▸ TASK DATA:
---------------
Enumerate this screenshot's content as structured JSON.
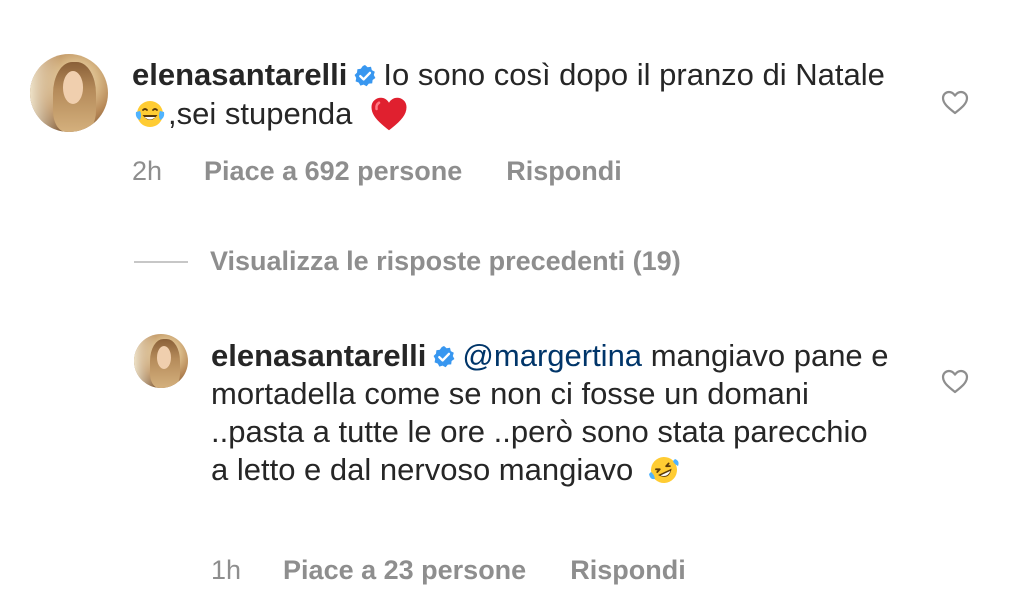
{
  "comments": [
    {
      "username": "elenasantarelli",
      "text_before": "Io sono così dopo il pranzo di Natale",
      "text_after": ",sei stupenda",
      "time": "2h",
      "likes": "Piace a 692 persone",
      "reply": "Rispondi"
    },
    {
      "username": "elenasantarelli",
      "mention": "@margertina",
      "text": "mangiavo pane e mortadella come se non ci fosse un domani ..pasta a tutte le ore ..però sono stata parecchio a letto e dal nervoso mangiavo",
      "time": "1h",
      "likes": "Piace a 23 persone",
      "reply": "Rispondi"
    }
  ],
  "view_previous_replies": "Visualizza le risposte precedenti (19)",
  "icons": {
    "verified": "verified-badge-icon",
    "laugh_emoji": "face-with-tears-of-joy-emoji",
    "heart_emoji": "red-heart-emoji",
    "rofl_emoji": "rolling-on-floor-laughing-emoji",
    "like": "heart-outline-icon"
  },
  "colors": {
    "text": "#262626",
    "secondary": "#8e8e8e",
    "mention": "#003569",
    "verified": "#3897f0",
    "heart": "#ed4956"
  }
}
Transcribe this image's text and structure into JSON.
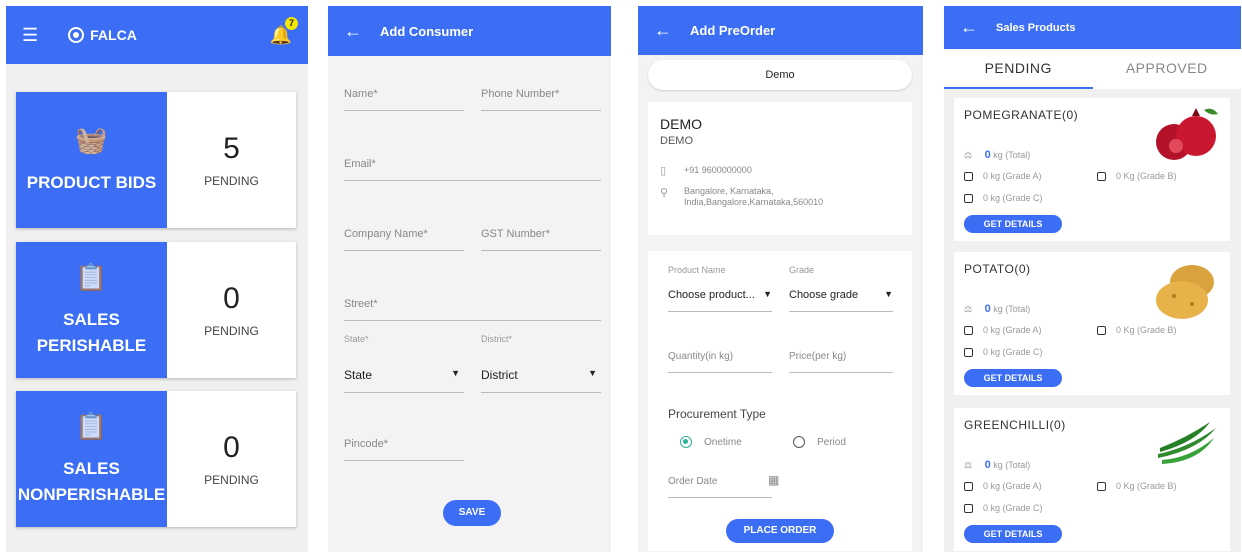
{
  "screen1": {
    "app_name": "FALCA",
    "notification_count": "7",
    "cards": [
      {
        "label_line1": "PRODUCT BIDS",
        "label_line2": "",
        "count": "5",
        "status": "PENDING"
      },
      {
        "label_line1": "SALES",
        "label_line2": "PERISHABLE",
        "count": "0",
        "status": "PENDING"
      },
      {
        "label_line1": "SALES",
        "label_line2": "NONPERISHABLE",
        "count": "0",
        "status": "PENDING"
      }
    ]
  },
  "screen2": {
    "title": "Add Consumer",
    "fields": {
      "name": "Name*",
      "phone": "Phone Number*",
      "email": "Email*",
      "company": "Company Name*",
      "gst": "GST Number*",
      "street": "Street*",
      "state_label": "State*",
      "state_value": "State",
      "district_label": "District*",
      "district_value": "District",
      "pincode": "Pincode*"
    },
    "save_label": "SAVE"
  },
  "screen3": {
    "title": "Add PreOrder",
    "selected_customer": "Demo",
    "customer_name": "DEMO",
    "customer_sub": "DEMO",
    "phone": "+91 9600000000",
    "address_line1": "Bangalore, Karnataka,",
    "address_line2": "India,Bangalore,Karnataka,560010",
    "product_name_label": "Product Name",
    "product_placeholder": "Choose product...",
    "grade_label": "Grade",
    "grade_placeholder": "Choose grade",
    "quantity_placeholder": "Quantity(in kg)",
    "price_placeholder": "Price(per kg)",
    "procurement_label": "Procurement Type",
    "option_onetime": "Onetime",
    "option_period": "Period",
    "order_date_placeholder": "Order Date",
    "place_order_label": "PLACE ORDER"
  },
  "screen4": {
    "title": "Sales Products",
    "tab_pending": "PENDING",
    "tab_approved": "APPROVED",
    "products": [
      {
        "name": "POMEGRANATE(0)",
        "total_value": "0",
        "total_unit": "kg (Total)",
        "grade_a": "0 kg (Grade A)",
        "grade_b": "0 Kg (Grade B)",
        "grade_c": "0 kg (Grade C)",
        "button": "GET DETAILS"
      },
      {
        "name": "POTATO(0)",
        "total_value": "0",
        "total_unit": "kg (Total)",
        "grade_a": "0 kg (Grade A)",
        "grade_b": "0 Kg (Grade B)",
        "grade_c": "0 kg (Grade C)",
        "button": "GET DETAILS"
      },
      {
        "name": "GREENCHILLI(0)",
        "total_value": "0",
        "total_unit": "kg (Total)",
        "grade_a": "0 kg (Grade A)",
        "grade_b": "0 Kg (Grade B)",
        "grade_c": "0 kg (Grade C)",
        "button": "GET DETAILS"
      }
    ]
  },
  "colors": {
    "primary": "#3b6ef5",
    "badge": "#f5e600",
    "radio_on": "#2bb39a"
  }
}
---------------
▸ STATED TASK: Copy the data word for word. Pictures do not go in the copy.

▸ OUTPUT FOR THIS TASK:
Enumerate this screenshot's content as structured JSON.
{
  "comments": [
    {
      "username": "elenasantarelli",
      "text_before": "Io sono così dopo il pranzo di Natale",
      "text_after": ",sei stupenda",
      "time": "2h",
      "likes": "Piace a 692 persone",
      "reply": "Rispondi"
    },
    {
      "username": "elenasantarelli",
      "mention": "@margertina",
      "text": "mangiavo pane e mortadella come se non ci fosse un domani ..pasta a tutte le ore ..però sono stata parecchio a letto e dal nervoso mangiavo",
      "time": "1h",
      "likes": "Piace a 23 persone",
      "reply": "Rispondi"
    }
  ],
  "view_previous_replies": "Visualizza le risposte precedenti (19)",
  "icons": {
    "verified": "verified-badge-icon",
    "laugh_emoji": "face-with-tears-of-joy-emoji",
    "heart_emoji": "red-heart-emoji",
    "rofl_emoji": "rolling-on-floor-laughing-emoji",
    "like": "heart-outline-icon"
  },
  "colors": {
    "text": "#262626",
    "secondary": "#8e8e8e",
    "mention": "#003569",
    "verified": "#3897f0",
    "heart": "#ed4956"
  }
}
Transcribe this image's text and structure into JSON.
{
  "screen1": {
    "app_name": "FALCA",
    "notification_count": "7",
    "cards": [
      {
        "label_line1": "PRODUCT BIDS",
        "label_line2": "",
        "count": "5",
        "status": "PENDING"
      },
      {
        "label_line1": "SALES",
        "label_line2": "PERISHABLE",
        "count": "0",
        "status": "PENDING"
      },
      {
        "label_line1": "SALES",
        "label_line2": "NONPERISHABLE",
        "count": "0",
        "status": "PENDING"
      }
    ]
  },
  "screen2": {
    "title": "Add Consumer",
    "fields": {
      "name": "Name*",
      "phone": "Phone Number*",
      "email": "Email*",
      "company": "Company Name*",
      "gst": "GST Number*",
      "street": "Street*",
      "state_label": "State*",
      "state_value": "State",
      "district_label": "District*",
      "district_value": "District",
      "pincode": "Pincode*"
    },
    "save_label": "SAVE"
  },
  "screen3": {
    "title": "Add PreOrder",
    "selected_customer": "Demo",
    "customer_name": "DEMO",
    "customer_sub": "DEMO",
    "phone": "+91 9600000000",
    "address_line1": "Bangalore, Karnataka,",
    "address_line2": "India,Bangalore,Karnataka,560010",
    "product_name_label": "Product Name",
    "product_placeholder": "Choose product...",
    "grade_label": "Grade",
    "grade_placeholder": "Choose grade",
    "quantity_placeholder": "Quantity(in kg)",
    "price_placeholder": "Price(per kg)",
    "procurement_label": "Procurement Type",
    "option_onetime": "Onetime",
    "option_period": "Period",
    "order_date_placeholder": "Order Date",
    "place_order_label": "PLACE ORDER"
  },
  "screen4": {
    "title": "Sales Products",
    "tab_pending": "PENDING",
    "tab_approved": "APPROVED",
    "products": [
      {
        "name": "POMEGRANATE(0)",
        "total_value": "0",
        "total_unit": "kg (Total)",
        "grade_a": "0 kg (Grade A)",
        "grade_b": "0 Kg (Grade B)",
        "grade_c": "0 kg (Grade C)",
        "button": "GET DETAILS"
      },
      {
        "name": "POTATO(0)",
        "total_value": "0",
        "total_unit": "kg (Total)",
        "grade_a": "0 kg (Grade A)",
        "grade_b": "0 Kg (Grade B)",
        "grade_c": "0 kg (Grade C)",
        "button": "GET DETAILS"
      },
      {
        "name": "GREENCHILLI(0)",
        "total_value": "0",
        "total_unit": "kg (Total)",
        "grade_a": "0 kg (Grade A)",
        "grade_b": "0 Kg (Grade B)",
        "grade_c": "0 kg (Grade C)",
        "button": "GET DETAILS"
      }
    ]
  },
  "colors": {
    "primary": "#3b6ef5",
    "badge": "#f5e600",
    "radio_on": "#2bb39a"
  }
}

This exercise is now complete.